Reescreva o trecho do texto que começa em "Mesmo alguns aspies" e termina em "- Gostou? Não?", trocando "pensamento" por "raciocínio".

TEXTO =
((
Mesmo alguns aspies alimentam esta idéia diante da incompreensão que sofrem do mundo, inclusive eu mesmo já fiz muito isso e me arrependi. Há uma corrente de aspies que acredita que somos uma evolução da raça humana, e dizem que as pessoas que não os compreendem não conseguem entendê-los por serem de uma espécie inferior. É muito confortável manter este pensamento, principalmente para os que já tem os egos mais machucados pela rejeição alheia. O fato de ser confortável não torna este pensamento mais ou menos verdadeiro.
Além disso, outras pessoas também alimentam este preconceito. São pessoas que convivem com os aspies e ficam tão focadas em suas características peculiares que se esquecem de considerar aquilo em que eles são iguais. São geralmente estas pessoas que alimentam o próximo mito:
- Vivemos em nosso próprio mundo
- Gostou? Não?
Se você conhece mais alguns mitos que circulam sobre nós fique a vontade para descrevê-los na área de comentários. Se você não concorda e/ou não gosta do que escrevi pode e deve ficar a vontade para questionar.
))
ENTRADAS EXTRAÍDAS =
((
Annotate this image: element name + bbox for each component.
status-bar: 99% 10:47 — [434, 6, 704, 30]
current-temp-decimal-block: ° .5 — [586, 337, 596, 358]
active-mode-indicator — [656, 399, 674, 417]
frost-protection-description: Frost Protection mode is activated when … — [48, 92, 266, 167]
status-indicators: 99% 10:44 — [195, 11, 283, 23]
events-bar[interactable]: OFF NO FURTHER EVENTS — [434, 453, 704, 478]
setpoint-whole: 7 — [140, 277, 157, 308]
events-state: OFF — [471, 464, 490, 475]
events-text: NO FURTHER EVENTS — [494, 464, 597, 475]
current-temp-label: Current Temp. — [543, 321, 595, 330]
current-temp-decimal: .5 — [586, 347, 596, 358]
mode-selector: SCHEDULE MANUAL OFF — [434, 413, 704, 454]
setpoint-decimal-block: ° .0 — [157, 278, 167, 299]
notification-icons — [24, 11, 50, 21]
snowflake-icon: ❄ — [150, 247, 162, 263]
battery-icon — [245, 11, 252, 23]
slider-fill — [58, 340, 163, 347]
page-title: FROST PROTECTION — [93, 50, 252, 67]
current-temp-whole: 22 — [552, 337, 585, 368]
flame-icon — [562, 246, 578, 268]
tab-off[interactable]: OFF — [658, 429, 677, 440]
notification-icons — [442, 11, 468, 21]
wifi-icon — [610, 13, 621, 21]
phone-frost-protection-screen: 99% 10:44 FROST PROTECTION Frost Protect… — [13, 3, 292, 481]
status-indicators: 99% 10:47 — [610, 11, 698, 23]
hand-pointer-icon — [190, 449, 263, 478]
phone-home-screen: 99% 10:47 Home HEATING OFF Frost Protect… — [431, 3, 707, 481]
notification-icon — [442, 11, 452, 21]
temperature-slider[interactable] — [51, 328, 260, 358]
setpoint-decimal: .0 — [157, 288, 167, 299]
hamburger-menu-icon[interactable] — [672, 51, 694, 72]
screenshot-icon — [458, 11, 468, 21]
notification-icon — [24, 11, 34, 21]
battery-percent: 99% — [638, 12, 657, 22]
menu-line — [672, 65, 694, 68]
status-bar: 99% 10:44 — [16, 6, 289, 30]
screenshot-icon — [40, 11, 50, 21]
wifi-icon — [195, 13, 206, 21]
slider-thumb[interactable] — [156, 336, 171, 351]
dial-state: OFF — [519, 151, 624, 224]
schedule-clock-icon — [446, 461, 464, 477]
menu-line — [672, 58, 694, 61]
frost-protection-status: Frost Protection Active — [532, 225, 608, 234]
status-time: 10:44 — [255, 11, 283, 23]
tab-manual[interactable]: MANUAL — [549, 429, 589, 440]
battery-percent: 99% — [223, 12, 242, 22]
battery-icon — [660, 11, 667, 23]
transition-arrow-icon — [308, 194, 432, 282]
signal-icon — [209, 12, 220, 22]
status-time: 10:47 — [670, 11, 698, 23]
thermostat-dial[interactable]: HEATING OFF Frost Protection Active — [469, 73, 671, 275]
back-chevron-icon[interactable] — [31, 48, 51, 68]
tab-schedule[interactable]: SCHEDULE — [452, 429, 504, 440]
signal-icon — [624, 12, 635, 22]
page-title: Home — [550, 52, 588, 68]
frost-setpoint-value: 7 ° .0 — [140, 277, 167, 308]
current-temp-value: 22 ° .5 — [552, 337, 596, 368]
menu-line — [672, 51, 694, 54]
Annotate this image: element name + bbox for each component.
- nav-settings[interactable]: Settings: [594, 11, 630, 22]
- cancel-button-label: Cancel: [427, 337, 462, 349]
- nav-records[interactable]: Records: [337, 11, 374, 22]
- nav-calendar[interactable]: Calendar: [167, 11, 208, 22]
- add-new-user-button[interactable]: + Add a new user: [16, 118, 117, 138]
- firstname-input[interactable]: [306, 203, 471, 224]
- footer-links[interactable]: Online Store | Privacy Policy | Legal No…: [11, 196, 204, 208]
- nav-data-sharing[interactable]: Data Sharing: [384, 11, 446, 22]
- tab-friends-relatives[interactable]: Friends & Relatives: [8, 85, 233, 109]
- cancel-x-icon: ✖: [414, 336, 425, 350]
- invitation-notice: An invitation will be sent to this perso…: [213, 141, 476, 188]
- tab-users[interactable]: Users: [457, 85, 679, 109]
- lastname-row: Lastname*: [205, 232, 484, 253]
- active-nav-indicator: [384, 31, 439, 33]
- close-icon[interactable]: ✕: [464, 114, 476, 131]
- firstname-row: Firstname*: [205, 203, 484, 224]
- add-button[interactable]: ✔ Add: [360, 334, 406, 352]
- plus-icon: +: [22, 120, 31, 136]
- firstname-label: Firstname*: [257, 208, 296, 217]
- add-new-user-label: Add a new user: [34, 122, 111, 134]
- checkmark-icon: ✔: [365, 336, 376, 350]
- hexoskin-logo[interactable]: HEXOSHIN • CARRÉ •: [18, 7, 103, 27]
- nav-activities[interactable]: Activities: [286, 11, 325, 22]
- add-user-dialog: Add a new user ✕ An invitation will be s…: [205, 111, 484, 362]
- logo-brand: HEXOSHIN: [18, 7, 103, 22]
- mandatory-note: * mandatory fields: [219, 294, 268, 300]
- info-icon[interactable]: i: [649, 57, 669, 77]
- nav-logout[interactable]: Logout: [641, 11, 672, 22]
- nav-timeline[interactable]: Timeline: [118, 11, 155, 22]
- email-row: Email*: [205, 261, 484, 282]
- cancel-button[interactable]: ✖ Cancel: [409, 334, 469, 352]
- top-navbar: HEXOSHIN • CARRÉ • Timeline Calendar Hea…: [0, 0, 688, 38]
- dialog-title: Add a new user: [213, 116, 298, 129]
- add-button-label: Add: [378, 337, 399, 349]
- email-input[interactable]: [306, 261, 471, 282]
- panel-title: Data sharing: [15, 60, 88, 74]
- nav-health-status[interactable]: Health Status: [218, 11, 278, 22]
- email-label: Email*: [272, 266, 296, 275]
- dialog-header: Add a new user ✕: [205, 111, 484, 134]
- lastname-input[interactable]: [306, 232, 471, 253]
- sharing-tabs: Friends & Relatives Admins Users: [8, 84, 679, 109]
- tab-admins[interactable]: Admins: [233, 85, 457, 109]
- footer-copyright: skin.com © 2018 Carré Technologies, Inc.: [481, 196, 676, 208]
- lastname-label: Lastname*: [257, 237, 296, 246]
))
RESPOSTA =
Mesmo alguns aspies alimentam esta idéia diante da incompreensão que sofrem do mundo, inclusive eu mesmo já fiz muito isso e me arrependi. Há uma corrente de aspies que acredita que somos uma evolução da raça humana, e dizem que as pessoas que não os compreendem não conseguem entendê-los por serem de uma espécie inferior. É muito confortável manter este raciocínio, principalmente para os que já tem os egos mais machucados pela rejeição alheia. O fato de ser confortável não torna este raciocínio mais ou menos verdadeiro.
Além disso, outras pessoas também alimentam este preconceito. São pessoas que convivem com os aspies e ficam tão focadas em suas características peculiares que se esquecem de considerar aquilo em que eles são iguais. São geralmente estas pessoas que alimentam o próximo mito:
- Vivemos em nosso próprio mundo
- Gostou? Não?